:: DATA ENTRIES ::

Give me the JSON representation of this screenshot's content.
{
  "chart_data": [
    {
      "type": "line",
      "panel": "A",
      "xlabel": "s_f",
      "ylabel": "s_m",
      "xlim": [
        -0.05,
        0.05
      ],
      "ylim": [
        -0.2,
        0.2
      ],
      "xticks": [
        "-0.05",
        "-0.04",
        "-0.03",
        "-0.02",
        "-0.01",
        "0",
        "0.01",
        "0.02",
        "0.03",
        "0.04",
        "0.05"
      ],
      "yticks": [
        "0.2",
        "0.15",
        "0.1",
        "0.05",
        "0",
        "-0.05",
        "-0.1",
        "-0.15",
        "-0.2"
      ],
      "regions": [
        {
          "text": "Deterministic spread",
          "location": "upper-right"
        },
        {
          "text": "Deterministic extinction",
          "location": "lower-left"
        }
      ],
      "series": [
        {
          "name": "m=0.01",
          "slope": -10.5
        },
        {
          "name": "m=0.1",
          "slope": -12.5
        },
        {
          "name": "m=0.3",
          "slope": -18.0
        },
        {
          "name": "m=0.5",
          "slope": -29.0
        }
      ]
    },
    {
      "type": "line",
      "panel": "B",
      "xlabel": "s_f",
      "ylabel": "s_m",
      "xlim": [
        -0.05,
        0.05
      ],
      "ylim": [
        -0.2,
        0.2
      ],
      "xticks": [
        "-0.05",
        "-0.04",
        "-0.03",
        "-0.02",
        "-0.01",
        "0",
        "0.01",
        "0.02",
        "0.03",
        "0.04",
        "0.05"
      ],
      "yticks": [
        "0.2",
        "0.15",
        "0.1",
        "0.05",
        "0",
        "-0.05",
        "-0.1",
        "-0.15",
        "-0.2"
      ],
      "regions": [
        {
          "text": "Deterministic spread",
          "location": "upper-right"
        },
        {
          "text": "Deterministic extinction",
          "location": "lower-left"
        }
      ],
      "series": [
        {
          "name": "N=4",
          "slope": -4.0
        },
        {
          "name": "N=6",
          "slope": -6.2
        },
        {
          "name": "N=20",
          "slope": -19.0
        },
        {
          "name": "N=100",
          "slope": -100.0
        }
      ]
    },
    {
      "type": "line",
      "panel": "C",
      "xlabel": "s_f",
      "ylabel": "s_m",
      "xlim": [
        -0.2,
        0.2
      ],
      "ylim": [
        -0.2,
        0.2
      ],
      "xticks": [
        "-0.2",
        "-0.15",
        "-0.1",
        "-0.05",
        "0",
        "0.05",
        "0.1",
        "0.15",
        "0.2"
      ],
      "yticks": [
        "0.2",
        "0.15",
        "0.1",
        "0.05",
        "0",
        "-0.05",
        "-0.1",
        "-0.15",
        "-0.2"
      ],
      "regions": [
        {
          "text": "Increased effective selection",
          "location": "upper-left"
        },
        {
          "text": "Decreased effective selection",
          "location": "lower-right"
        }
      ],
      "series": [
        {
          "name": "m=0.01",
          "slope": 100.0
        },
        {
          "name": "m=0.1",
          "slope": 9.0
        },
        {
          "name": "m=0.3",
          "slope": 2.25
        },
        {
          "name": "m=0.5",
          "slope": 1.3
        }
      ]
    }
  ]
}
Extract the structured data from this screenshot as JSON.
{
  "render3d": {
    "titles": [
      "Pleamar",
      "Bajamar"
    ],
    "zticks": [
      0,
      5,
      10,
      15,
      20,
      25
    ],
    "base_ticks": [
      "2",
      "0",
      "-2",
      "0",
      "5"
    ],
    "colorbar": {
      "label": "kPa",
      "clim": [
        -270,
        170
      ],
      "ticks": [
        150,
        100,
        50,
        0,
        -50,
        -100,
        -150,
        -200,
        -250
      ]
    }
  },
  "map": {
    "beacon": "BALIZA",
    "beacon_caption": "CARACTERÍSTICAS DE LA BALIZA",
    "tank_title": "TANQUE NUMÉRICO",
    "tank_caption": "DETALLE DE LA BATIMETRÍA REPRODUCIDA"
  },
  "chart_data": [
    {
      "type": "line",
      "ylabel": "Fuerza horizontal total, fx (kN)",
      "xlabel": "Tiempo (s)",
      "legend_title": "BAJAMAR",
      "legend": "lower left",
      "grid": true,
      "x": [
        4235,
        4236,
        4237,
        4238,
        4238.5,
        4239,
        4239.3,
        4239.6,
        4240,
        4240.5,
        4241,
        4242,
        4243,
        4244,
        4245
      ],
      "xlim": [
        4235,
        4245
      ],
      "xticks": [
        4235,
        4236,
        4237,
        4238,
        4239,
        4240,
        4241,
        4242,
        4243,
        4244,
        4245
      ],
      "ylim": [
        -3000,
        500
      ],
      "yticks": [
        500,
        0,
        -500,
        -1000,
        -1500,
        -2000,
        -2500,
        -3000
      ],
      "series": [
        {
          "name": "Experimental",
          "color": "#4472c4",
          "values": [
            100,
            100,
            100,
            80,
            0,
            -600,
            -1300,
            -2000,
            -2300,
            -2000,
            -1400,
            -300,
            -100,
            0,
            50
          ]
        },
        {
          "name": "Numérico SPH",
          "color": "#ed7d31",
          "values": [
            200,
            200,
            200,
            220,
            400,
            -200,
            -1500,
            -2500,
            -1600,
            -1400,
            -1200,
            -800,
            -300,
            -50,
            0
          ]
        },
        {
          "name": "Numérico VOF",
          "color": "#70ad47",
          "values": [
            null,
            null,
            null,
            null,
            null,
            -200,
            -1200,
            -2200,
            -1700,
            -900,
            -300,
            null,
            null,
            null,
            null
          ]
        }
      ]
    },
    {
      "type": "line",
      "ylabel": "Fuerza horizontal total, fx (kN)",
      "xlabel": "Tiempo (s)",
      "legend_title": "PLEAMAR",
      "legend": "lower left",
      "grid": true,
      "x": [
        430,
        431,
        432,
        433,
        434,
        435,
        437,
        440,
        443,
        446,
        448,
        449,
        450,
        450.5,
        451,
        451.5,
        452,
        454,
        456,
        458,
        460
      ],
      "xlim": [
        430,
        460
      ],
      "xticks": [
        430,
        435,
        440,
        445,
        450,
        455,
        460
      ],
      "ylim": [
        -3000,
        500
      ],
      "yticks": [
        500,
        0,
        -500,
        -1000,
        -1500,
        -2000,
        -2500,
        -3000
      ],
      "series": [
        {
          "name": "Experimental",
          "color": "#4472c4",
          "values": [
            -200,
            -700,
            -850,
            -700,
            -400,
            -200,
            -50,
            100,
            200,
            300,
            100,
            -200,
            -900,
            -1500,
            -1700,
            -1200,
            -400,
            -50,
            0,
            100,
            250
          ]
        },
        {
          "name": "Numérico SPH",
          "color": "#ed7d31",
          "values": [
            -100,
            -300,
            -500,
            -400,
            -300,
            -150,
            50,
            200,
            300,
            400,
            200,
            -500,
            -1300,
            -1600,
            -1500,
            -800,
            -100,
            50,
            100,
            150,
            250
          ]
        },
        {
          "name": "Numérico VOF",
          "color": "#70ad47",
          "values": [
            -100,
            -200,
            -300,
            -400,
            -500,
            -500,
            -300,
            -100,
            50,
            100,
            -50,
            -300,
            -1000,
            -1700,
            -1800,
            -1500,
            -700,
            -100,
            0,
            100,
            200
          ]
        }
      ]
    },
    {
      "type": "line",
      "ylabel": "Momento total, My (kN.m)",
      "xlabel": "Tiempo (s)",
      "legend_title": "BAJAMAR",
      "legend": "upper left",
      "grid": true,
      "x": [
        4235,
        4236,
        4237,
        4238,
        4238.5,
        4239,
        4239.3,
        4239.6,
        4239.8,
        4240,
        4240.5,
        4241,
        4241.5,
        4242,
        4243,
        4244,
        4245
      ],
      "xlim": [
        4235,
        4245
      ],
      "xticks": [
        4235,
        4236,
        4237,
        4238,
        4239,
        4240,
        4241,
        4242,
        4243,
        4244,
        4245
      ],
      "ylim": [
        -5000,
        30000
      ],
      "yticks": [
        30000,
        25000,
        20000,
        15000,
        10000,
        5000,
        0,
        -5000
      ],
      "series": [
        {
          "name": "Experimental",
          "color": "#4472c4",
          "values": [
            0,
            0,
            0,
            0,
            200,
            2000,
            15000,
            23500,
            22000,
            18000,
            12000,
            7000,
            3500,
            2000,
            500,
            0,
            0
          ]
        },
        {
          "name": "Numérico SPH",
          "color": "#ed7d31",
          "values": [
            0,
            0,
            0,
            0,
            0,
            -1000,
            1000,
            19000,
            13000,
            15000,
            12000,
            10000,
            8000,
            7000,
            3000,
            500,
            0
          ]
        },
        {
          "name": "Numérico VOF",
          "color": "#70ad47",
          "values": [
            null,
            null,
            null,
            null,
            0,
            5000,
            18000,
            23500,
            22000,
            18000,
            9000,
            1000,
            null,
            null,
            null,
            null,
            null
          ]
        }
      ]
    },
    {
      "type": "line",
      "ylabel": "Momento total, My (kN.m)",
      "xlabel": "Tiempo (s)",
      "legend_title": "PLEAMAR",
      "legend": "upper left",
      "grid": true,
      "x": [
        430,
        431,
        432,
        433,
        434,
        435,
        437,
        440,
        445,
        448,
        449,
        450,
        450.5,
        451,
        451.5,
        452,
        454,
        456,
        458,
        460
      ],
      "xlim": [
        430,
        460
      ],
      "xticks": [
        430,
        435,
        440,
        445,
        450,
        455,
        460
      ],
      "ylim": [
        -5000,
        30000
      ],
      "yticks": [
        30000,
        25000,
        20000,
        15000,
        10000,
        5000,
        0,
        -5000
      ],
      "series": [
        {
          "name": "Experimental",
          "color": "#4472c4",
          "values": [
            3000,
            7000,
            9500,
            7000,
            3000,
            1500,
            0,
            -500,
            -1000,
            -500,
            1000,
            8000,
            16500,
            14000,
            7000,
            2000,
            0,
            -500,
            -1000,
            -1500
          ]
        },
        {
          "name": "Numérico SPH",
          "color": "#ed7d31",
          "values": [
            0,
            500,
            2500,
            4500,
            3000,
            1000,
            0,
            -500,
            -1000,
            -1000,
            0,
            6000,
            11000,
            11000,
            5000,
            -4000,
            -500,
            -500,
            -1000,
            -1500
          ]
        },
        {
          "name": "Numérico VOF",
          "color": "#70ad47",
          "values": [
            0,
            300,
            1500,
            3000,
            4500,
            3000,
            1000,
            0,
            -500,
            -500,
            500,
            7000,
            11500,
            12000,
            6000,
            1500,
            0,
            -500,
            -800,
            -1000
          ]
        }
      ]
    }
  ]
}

:::

■ INSTRUCTION: Show the lines of the records that include the string "effective".

■ TASK ANSWER:
          "text": "Increased effective selection",
          "text": "Decreased effective selection",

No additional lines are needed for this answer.